Dataset entries
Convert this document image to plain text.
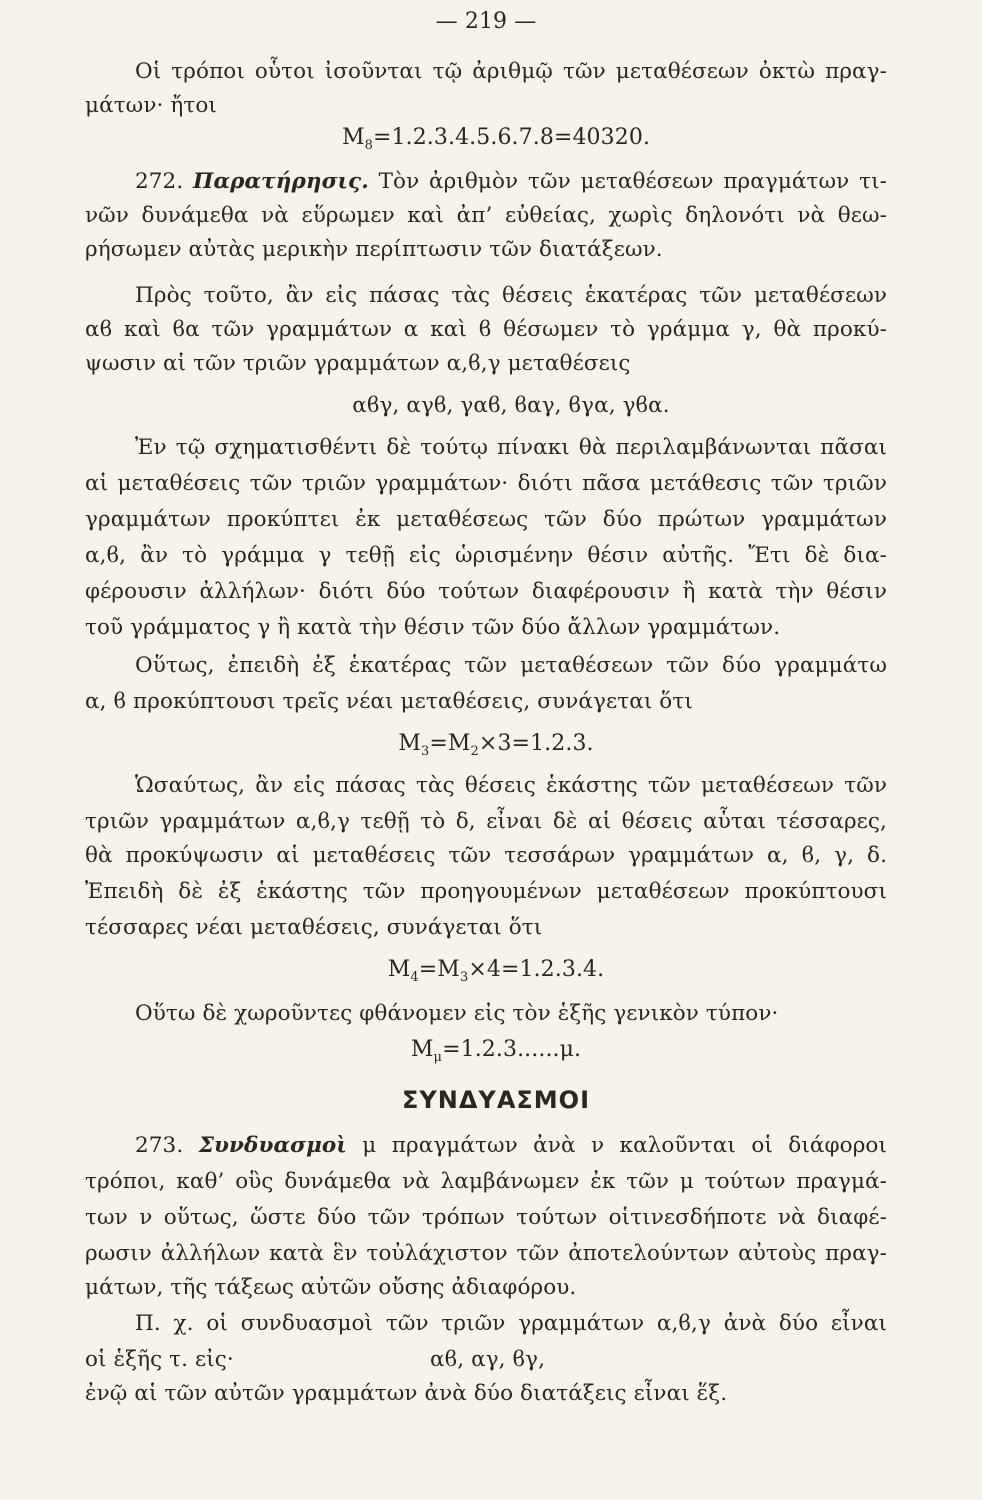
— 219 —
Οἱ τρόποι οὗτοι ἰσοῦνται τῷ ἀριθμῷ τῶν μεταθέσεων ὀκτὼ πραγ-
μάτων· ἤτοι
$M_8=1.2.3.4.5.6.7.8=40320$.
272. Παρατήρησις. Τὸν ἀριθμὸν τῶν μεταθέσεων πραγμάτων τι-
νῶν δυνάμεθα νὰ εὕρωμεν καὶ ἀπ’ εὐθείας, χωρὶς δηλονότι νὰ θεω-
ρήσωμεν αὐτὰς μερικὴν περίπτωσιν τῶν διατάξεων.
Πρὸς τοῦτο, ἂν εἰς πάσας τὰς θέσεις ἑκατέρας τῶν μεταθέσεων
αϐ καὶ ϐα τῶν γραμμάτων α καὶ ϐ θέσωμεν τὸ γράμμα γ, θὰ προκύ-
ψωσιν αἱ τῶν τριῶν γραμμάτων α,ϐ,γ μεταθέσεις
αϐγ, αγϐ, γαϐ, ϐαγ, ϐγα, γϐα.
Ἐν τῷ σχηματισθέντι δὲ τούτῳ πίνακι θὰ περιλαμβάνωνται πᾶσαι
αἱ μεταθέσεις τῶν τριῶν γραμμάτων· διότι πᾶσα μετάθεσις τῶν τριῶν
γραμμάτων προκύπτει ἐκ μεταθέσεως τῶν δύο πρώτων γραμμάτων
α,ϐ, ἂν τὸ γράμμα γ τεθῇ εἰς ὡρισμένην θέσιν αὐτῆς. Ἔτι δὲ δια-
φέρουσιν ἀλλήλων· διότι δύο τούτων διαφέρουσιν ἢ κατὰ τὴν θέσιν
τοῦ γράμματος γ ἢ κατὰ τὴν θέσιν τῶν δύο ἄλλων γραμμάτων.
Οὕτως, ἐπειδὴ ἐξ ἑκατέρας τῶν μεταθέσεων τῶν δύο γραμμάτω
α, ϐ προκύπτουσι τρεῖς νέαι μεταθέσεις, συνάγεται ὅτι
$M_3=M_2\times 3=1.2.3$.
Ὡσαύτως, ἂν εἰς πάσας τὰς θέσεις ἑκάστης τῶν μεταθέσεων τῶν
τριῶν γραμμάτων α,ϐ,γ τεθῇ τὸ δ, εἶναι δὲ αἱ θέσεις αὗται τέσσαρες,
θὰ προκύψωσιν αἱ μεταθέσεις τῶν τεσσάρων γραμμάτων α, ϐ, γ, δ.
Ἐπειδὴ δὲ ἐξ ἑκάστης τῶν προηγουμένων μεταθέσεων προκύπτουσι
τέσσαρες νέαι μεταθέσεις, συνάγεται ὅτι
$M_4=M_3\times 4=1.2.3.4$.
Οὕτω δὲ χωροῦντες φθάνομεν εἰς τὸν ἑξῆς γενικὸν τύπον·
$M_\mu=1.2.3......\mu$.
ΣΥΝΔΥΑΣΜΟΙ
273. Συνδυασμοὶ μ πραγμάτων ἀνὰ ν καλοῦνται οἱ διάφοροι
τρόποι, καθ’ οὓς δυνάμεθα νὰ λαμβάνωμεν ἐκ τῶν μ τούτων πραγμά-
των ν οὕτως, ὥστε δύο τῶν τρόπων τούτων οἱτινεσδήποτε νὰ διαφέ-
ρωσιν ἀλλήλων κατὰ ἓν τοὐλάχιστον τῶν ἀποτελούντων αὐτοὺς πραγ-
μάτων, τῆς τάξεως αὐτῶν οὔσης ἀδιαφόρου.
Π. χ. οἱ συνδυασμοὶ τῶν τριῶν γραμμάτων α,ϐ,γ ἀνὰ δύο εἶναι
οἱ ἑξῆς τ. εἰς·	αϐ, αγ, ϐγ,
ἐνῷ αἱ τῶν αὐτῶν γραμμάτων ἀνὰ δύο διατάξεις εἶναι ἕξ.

...

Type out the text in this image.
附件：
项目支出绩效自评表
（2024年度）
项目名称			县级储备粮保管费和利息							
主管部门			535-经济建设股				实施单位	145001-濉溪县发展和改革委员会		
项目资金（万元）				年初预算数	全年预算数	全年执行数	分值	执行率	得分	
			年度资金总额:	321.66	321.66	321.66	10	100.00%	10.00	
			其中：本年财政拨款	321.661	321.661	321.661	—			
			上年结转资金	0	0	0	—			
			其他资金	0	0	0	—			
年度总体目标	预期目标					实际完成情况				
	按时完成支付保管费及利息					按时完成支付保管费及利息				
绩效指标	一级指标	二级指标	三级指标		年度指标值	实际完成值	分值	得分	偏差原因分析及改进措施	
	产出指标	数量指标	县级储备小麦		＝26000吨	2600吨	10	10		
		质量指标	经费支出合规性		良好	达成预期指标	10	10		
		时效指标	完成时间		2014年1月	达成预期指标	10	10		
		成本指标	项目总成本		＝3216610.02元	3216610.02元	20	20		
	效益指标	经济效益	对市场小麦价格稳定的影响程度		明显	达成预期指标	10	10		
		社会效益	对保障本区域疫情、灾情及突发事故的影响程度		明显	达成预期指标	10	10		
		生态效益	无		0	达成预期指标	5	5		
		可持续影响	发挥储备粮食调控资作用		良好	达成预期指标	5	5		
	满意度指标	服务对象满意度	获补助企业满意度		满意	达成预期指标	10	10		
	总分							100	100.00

**Given exercise**
Go through the records above, find every line with the word "μεταθέσεις", and list those lines.

**Problem solution**
ψωσιν αἱ τῶν τριῶν γραμμάτων α,ϐ,γ μεταθέσεις
αἱ μεταθέσεις τῶν τριῶν γραμμάτων· διότι πᾶσα μετάθεσις τῶν τριῶν
α, ϐ προκύπτουσι τρεῖς νέαι μεταθέσεις, συνάγεται ὅτι
θὰ προκύψωσιν αἱ μεταθέσεις τῶν τεσσάρων γραμμάτων α, ϐ, γ, δ.
τέσσαρες νέαι μεταθέσεις, συνάγεται ὅτι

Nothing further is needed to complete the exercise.